* Given data:
- - -
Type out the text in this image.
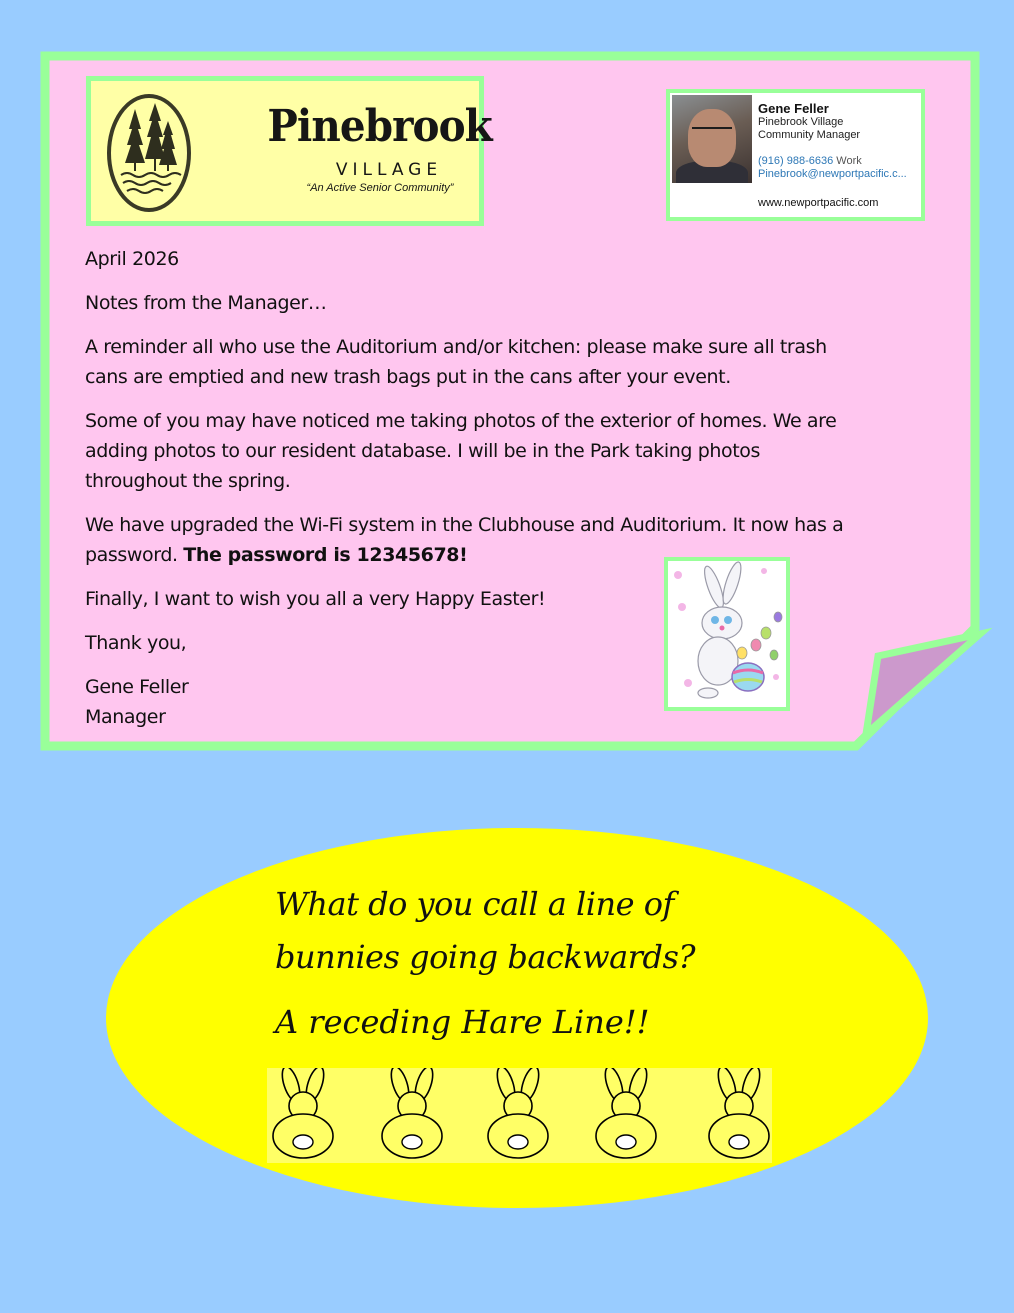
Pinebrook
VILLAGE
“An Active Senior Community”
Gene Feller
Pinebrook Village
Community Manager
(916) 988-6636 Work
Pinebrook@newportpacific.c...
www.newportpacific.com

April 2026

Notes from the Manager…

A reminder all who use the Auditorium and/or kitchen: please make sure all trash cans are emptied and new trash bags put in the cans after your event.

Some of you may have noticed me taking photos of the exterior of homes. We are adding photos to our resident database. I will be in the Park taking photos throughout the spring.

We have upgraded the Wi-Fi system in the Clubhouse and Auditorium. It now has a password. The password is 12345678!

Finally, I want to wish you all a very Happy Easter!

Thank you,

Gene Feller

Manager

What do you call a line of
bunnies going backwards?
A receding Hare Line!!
- - -
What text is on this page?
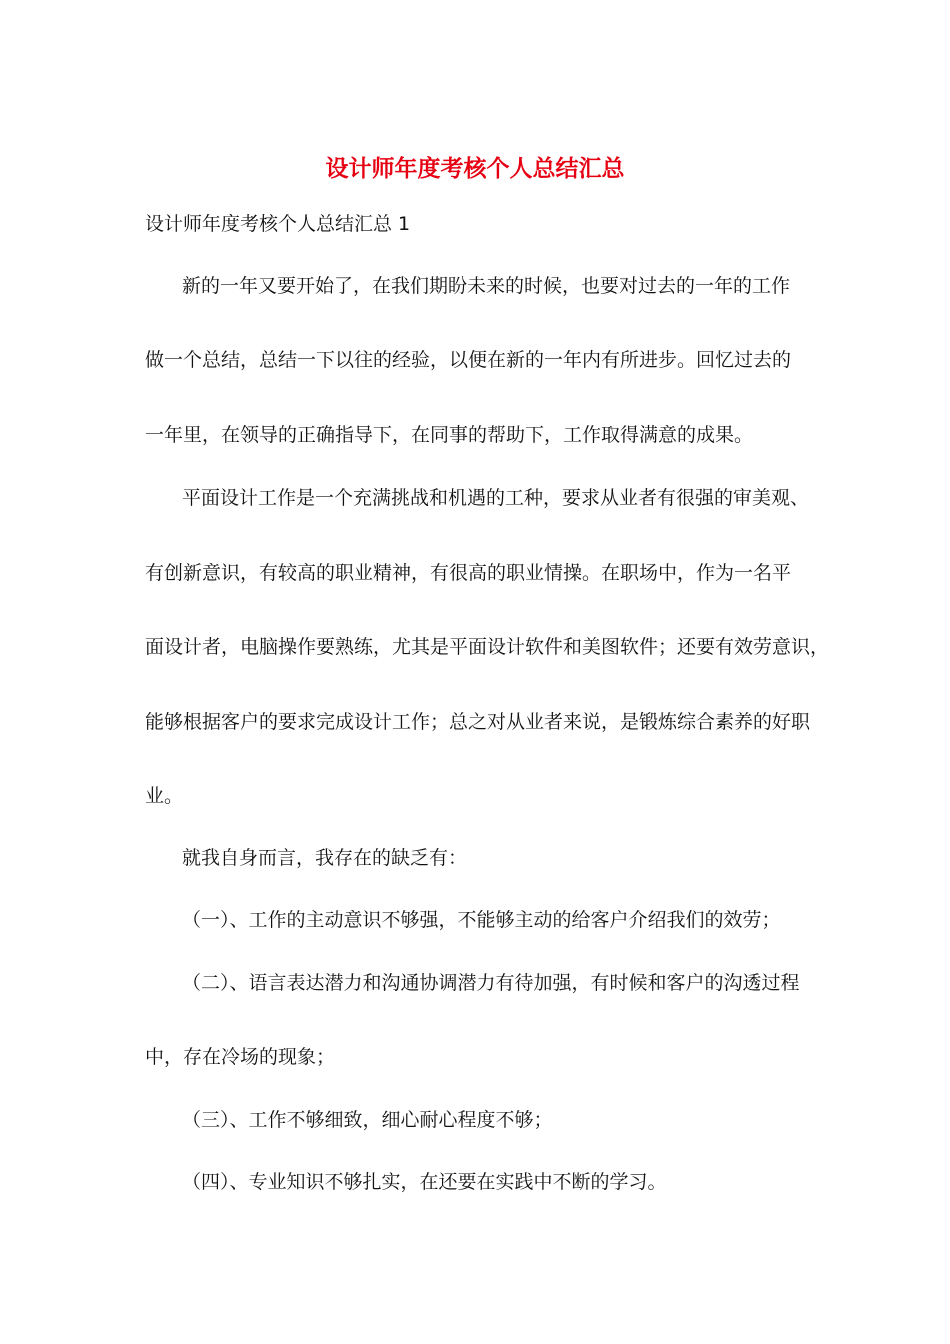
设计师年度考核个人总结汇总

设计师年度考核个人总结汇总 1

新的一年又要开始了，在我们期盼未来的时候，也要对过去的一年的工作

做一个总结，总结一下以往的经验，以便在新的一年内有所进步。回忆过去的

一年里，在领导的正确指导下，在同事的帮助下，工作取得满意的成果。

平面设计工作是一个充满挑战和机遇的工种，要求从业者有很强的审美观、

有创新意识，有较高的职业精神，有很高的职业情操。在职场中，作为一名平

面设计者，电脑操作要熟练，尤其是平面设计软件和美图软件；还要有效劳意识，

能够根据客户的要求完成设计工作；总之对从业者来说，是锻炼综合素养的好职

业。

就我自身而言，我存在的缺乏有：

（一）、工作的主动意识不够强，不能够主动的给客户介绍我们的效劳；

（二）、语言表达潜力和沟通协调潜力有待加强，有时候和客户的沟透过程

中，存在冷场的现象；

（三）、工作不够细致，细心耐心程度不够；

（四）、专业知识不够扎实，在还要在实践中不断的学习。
- - -
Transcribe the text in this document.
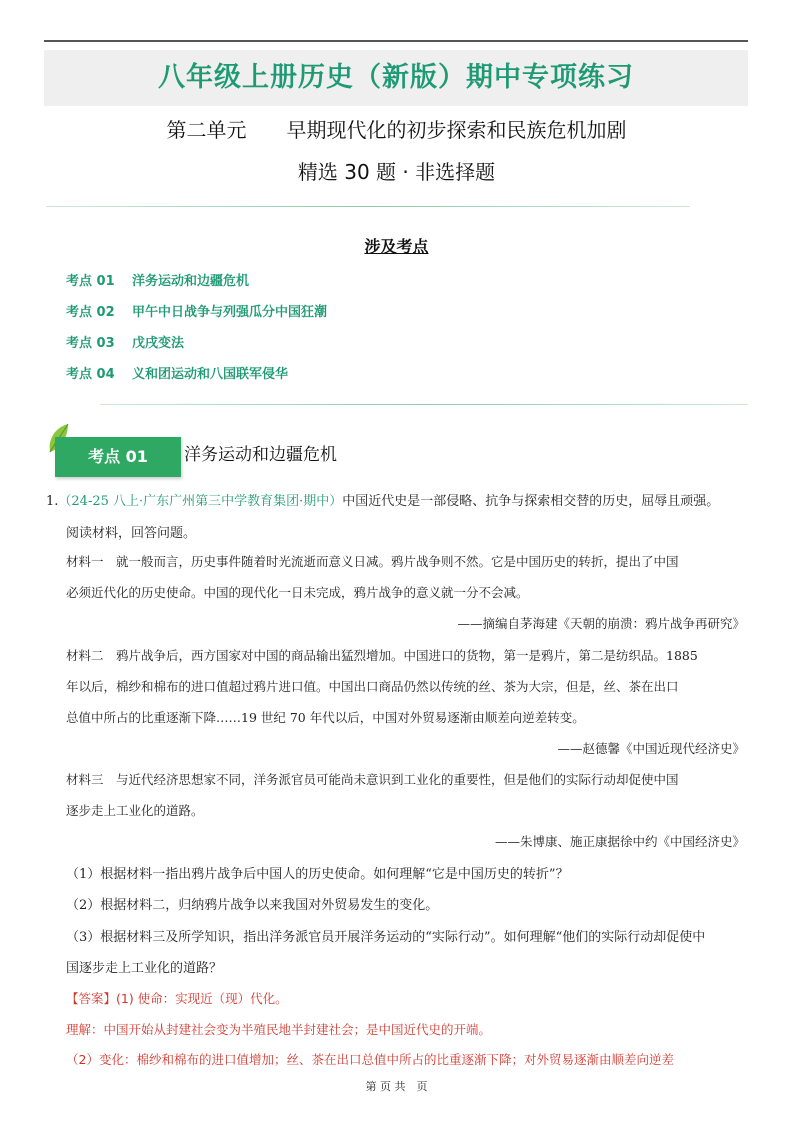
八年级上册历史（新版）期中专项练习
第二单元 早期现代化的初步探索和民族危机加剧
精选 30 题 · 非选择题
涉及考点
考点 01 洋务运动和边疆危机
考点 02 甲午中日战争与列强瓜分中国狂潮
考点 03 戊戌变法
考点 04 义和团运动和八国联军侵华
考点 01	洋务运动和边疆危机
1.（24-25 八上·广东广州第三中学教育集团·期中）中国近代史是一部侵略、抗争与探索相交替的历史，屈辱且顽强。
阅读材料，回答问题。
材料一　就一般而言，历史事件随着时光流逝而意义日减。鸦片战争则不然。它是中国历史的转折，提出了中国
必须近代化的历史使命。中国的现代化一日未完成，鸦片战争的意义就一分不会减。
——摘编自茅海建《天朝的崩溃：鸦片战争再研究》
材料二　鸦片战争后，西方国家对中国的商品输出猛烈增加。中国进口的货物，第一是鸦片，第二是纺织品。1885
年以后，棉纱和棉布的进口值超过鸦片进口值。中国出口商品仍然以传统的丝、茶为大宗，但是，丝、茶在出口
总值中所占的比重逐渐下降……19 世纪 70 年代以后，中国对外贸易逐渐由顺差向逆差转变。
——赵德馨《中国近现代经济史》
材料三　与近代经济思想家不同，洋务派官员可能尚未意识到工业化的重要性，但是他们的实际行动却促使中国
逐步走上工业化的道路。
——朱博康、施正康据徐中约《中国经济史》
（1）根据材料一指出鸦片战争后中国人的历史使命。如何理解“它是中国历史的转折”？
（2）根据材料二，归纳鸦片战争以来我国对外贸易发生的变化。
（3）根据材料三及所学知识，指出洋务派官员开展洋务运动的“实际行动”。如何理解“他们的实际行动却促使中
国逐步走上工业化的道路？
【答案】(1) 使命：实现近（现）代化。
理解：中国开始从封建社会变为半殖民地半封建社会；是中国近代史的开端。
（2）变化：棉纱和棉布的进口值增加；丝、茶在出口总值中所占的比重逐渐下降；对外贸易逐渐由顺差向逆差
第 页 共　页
- - -
* Given request: Filter the entries above down to the lines containing the word "Manager".

* Answer to the task:
Community Manager
Notes from the Manager…
Manager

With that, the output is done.